* Provided records:
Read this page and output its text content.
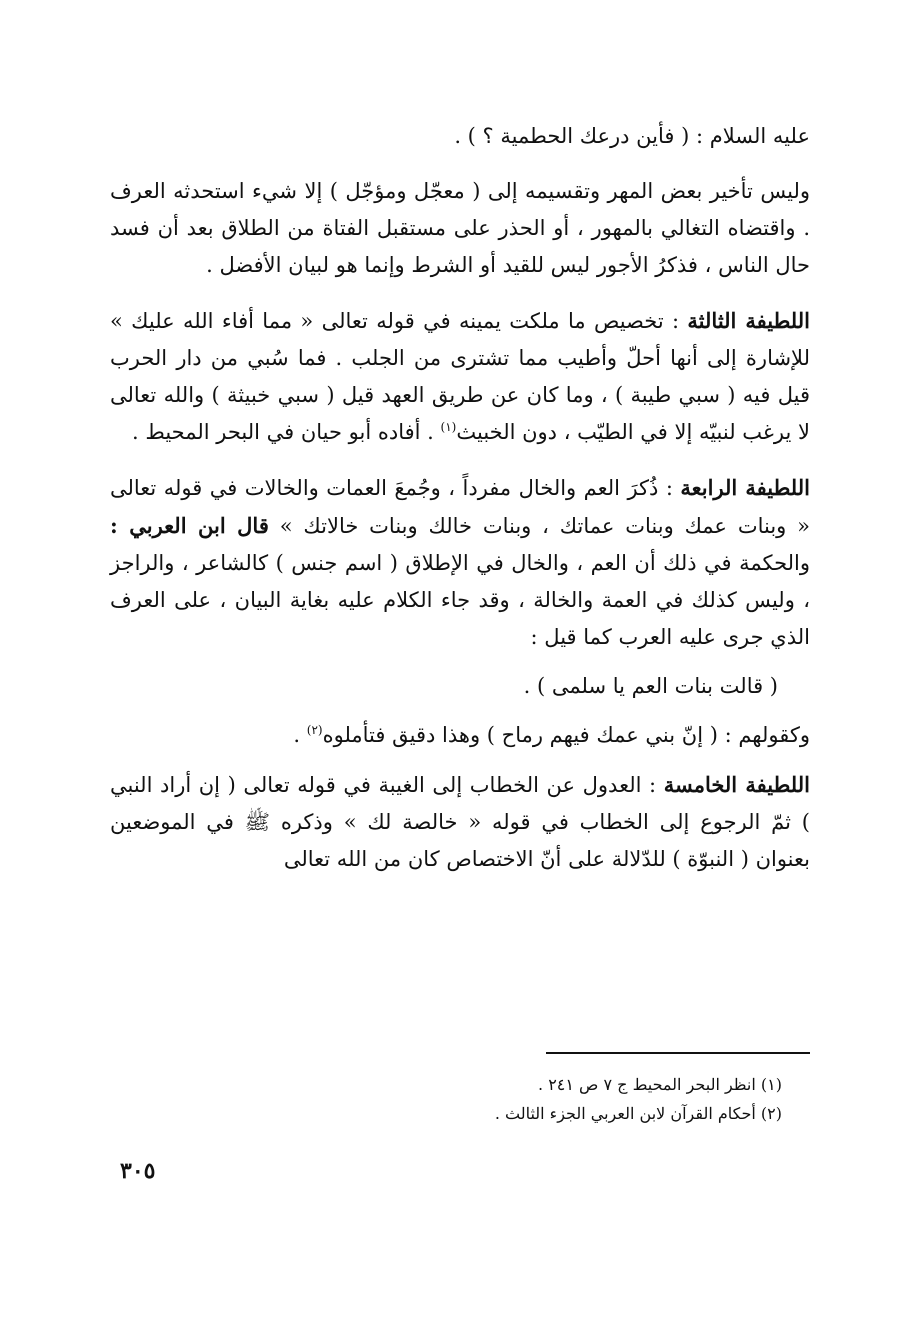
عليه السلام : ( فأين درعك الحطمية ؟ ) .

وليس تأخير بعض المهر وتقسيمه إلى ( معجّل ومؤجّل ) إلا شيء استحدثه العرف . واقتضاه التغالي بالمهور ، أو الحذر على مستقبل الفتاة من الطلاق بعد أن فسد حال الناس ، فذكرُ الأجور ليس للقيد أو الشرط وإنما هو لبيان الأفضل .

اللطيفة الثالثة : تخصيص ما ملكت يمينه في قوله تعالى « مما أفاء الله عليك » للإشارة إلى أنها أحلّ وأطيب مما تشترى من الجلب . فما سُبي من دار الحرب قيل فيه ( سبي طيبة ) ، وما كان عن طريق العهد قيل ( سبي خبيثة ) والله تعالى لا يرغب لنبيّه إلا في الطيّب ، دون الخبيث$^{(١)}$ . أفاده أبو حيان في البحر المحيط .

اللطيفة الرابعة : ذُكرَ العم والخال مفرداً ، وجُمعَ العمات والخالات في قوله تعالى « وبنات عمك وبنات عماتك ، وبنات خالك وبنات خالاتك » قال ابن العربي : والحكمة في ذلك أن العم ، والخال في الإطلاق ( اسم جنس ) كالشاعر ، والراجز ، وليس كذلك في العمة والخالة ، وقد جاء الكلام عليه بغاية البيان ، على العرف الذي جرى عليه العرب كما قيل :

( قالت بنات العم يا سلمى ) .

وكقولهم : ( إنّ بني عمك فيهم رماح ) وهذا دقيق فتأملوه$^{(٢)}$ .

اللطيفة الخامسة : العدول عن الخطاب إلى الغيبة في قوله تعالى ( إن أراد النبي ) ثمّ الرجوع إلى الخطاب في قوله « خالصة لك » وذكره ﷺ في الموضعين بعنوان ( النبوّة ) للدّلالة على أنّ الاختصاص كان من الله تعالى

(١) انظر البحر المحيط ج ٧ ص ٢٤١ .

(٢) أحكام القرآن لابن العربي الجزء الثالث .

٣٠٥
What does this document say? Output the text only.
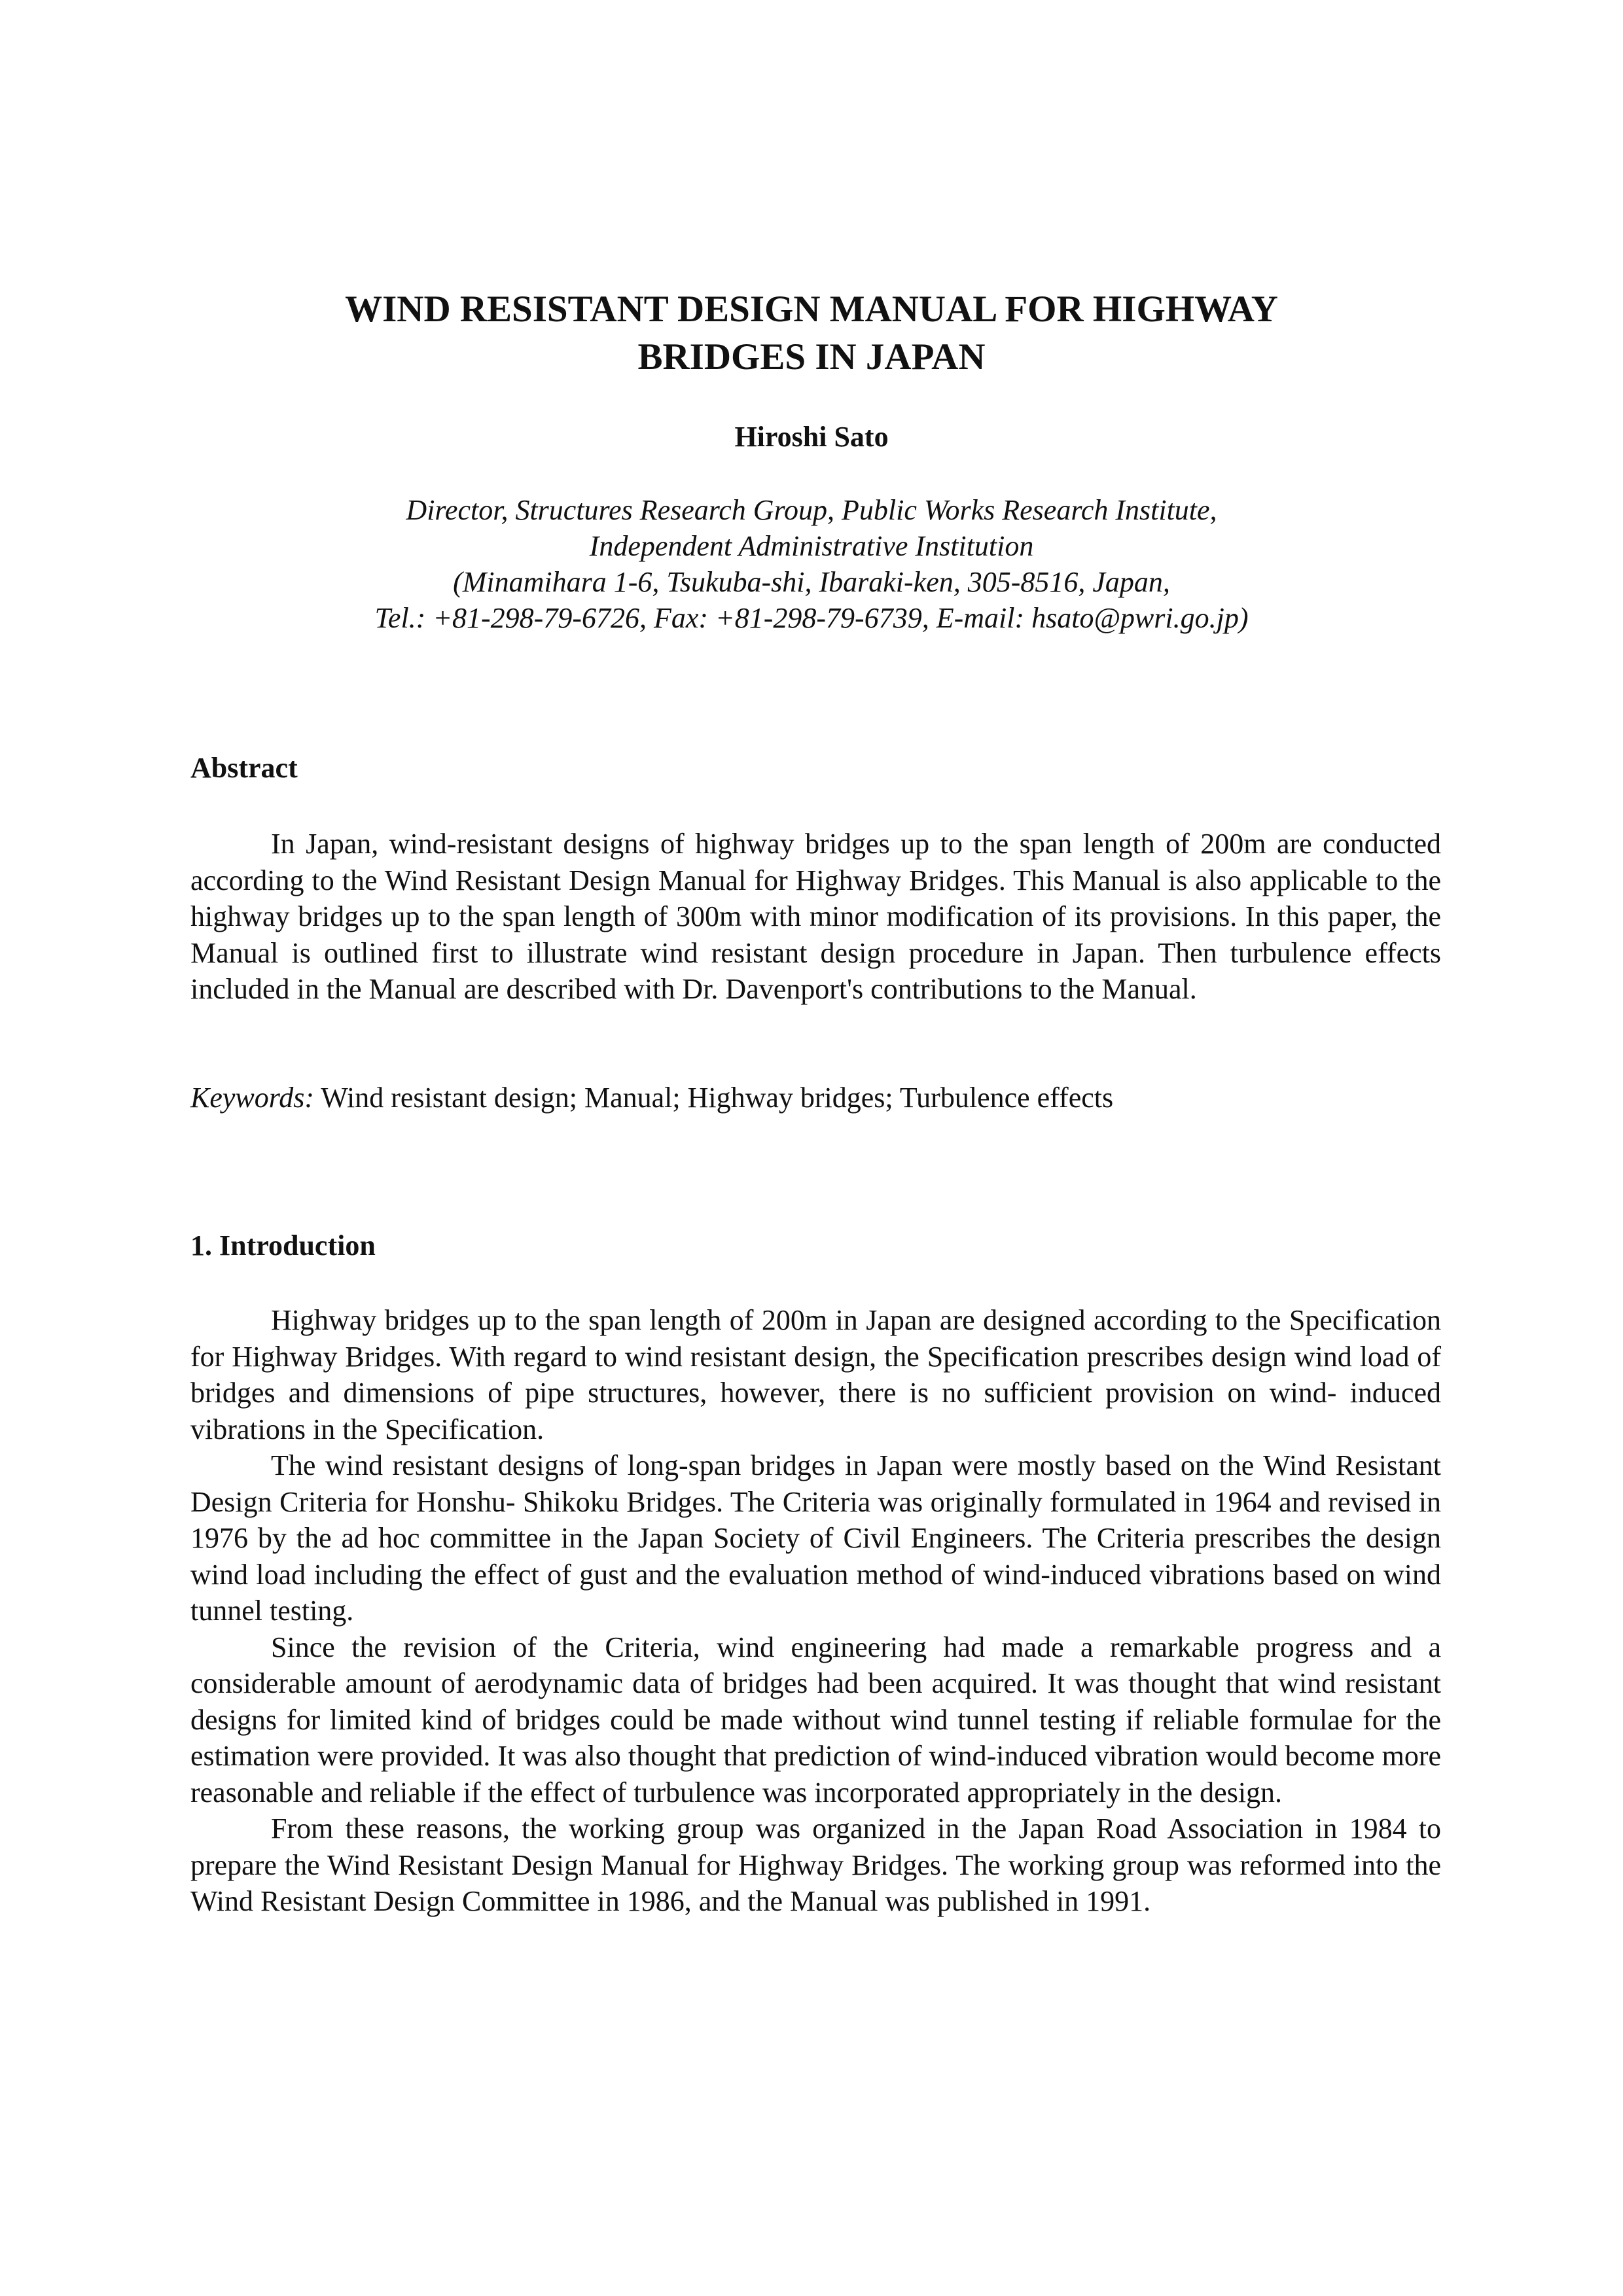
WIND RESISTANT DESIGN MANUAL FOR HIGHWAY
BRIDGES IN JAPAN
Hiroshi Sato
Director, Structures Research Group, Public Works Research Institute,
Independent Administrative Institution
(Minamihara 1-6, Tsukuba-shi, Ibaraki-ken, 305-8516, Japan,
Tel.: +81-298-79-6726, Fax: +81-298-79-6739, E-mail: hsato@pwri.go.jp)
Abstract

In Japan, wind-resistant designs of highway bridges up to the span length of 200m are conducted according to the Wind Resistant Design Manual for Highway Bridges. This Manual is also applicable to the highway bridges up to the span length of 300m with minor modification of its provisions. In this paper, the Manual is outlined first to illustrate wind resistant design procedure in Japan. Then turbulence effects included in the Manual are described with Dr. Davenport's contributions to the Manual.

Keywords: Wind resistant design; Manual; Highway bridges; Turbulence effects
1. Introduction

Highway bridges up to the span length of 200m in Japan are designed according to the Specification for Highway Bridges. With regard to wind resistant design, the Specification prescribes design wind load of bridges and dimensions of pipe structures, however, there is no sufficient provision on wind- induced vibrations in the Specification.

The wind resistant designs of long-span bridges in Japan were mostly based on the Wind Resistant Design Criteria for Honshu- Shikoku Bridges. The Criteria was originally formulated in 1964 and revised in 1976 by the ad hoc committee in the Japan Society of Civil Engineers. The Criteria prescribes the design wind load including the effect of gust and the evaluation method of wind-induced vibrations based on wind tunnel testing.

Since the revision of the Criteria, wind engineering had made a remarkable progress and a considerable amount of aerodynamic data of bridges had been acquired. It was thought that wind resistant designs for limited kind of bridges could be made without wind tunnel testing if reliable formulae for the estimation were provided. It was also thought that prediction of wind-induced vibration would become more reasonable and reliable if the effect of turbulence was incorporated appropriately in the design.

From these reasons, the working group was organized in the Japan Road Association in 1984 to prepare the Wind Resistant Design Manual for Highway Bridges. The working group was reformed into the Wind Resistant Design Committee in 1986, and the Manual was published in 1991.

* Exercise requirements: Every entry above is to be set down exactly; the pictures are to be left out.

* Solution:
Read this page and output its text content.
عليه السلام : ( فأين درعك الحطمية ؟ ) .

وليس تأخير بعض المهر وتقسيمه إلى ( معجّل ومؤجّل ) إلا شيء استحدثه العرف . واقتضاه التغالي بالمهور ، أو الحذر على مستقبل الفتاة من الطلاق بعد أن فسد حال الناس ، فذكرُ الأجور ليس للقيد أو الشرط وإنما هو لبيان الأفضل .

اللطيفة الثالثة : تخصيص ما ملكت يمينه في قوله تعالى « مما أفاء الله عليك » للإشارة إلى أنها أحلّ وأطيب مما تشترى من الجلب . فما سُبي من دار الحرب قيل فيه ( سبي طيبة ) ، وما كان عن طريق العهد قيل ( سبي خبيثة ) والله تعالى لا يرغب لنبيّه إلا في الطيّب ، دون الخبيث$^{(١)}$ . أفاده أبو حيان في البحر المحيط .

اللطيفة الرابعة : ذُكرَ العم والخال مفرداً ، وجُمعَ العمات والخالات في قوله تعالى « وبنات عمك وبنات عماتك ، وبنات خالك وبنات خالاتك » قال ابن العربي : والحكمة في ذلك أن العم ، والخال في الإطلاق ( اسم جنس ) كالشاعر ، والراجز ، وليس كذلك في العمة والخالة ، وقد جاء الكلام عليه بغاية البيان ، على العرف الذي جرى عليه العرب كما قيل :

( قالت بنات العم يا سلمى ) .

وكقولهم : ( إنّ بني عمك فيهم رماح ) وهذا دقيق فتأملوه$^{(٢)}$ .

اللطيفة الخامسة : العدول عن الخطاب إلى الغيبة في قوله تعالى ( إن أراد النبي ) ثمّ الرجوع إلى الخطاب في قوله « خالصة لك » وذكره ﷺ في الموضعين بعنوان ( النبوّة ) للدّلالة على أنّ الاختصاص كان من الله تعالى

(١) انظر البحر المحيط ج ٧ ص ٢٤١ .

(٢) أحكام القرآن لابن العربي الجزء الثالث .

٣٠٥
What does this document say? Output the text only.
WIND RESISTANT DESIGN MANUAL FOR HIGHWAY
BRIDGES IN JAPAN
Hiroshi Sato
Director, Structures Research Group, Public Works Research Institute,
Independent Administrative Institution
(Minamihara 1-6, Tsukuba-shi, Ibaraki-ken, 305-8516, Japan,
Tel.: +81-298-79-6726, Fax: +81-298-79-6739, E-mail: hsato@pwri.go.jp)
Abstract

In Japan, wind-resistant designs of highway bridges up to the span length of 200m are conducted according to the Wind Resistant Design Manual for Highway Bridges. This Manual is also applicable to the highway bridges up to the span length of 300m with minor modification of its provisions. In this paper, the Manual is outlined first to illustrate wind resistant design procedure in Japan. Then turbulence effects included in the Manual are described with Dr. Davenport's contributions to the Manual.

Keywords: Wind resistant design; Manual; Highway bridges; Turbulence effects
1. Introduction

Highway bridges up to the span length of 200m in Japan are designed according to the Specification for Highway Bridges. With regard to wind resistant design, the Specification prescribes design wind load of bridges and dimensions of pipe structures, however, there is no sufficient provision on wind- induced vibrations in the Specification.

The wind resistant designs of long-span bridges in Japan were mostly based on the Wind Resistant Design Criteria for Honshu- Shikoku Bridges. The Criteria was originally formulated in 1964 and revised in 1976 by the ad hoc committee in the Japan Society of Civil Engineers. The Criteria prescribes the design wind load including the effect of gust and the evaluation method of wind-induced vibrations based on wind tunnel testing.

Since the revision of the Criteria, wind engineering had made a remarkable progress and a considerable amount of aerodynamic data of bridges had been acquired. It was thought that wind resistant designs for limited kind of bridges could be made without wind tunnel testing if reliable formulae for the estimation were provided. It was also thought that prediction of wind-induced vibration would become more reasonable and reliable if the effect of turbulence was incorporated appropriately in the design.

From these reasons, the working group was organized in the Japan Road Association in 1984 to prepare the Wind Resistant Design Manual for Highway Bridges. The working group was reformed into the Wind Resistant Design Committee in 1986, and the Manual was published in 1991.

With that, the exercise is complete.